SHORT TASK:
Below is a set of records; print all of them exactly as written.
*****
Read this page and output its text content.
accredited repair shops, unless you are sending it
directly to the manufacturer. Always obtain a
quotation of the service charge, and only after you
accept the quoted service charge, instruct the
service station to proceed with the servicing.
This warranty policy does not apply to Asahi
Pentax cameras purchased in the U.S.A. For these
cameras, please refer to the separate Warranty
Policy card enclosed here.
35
*****
ANSWER TO THIS PROBLEM:
Read this page and output its text content.
accredited repair shops, unless you are sending it
directly to the manufacturer. Always obtain a
quotation of the service charge, and only after you
accept the quoted service charge, instruct the
service station to proceed with the servicing.
This warranty policy does not apply to Asahi
Pentax cameras purchased in the U.S.A. For these
cameras, please refer to the separate Warranty
Policy card enclosed here.
35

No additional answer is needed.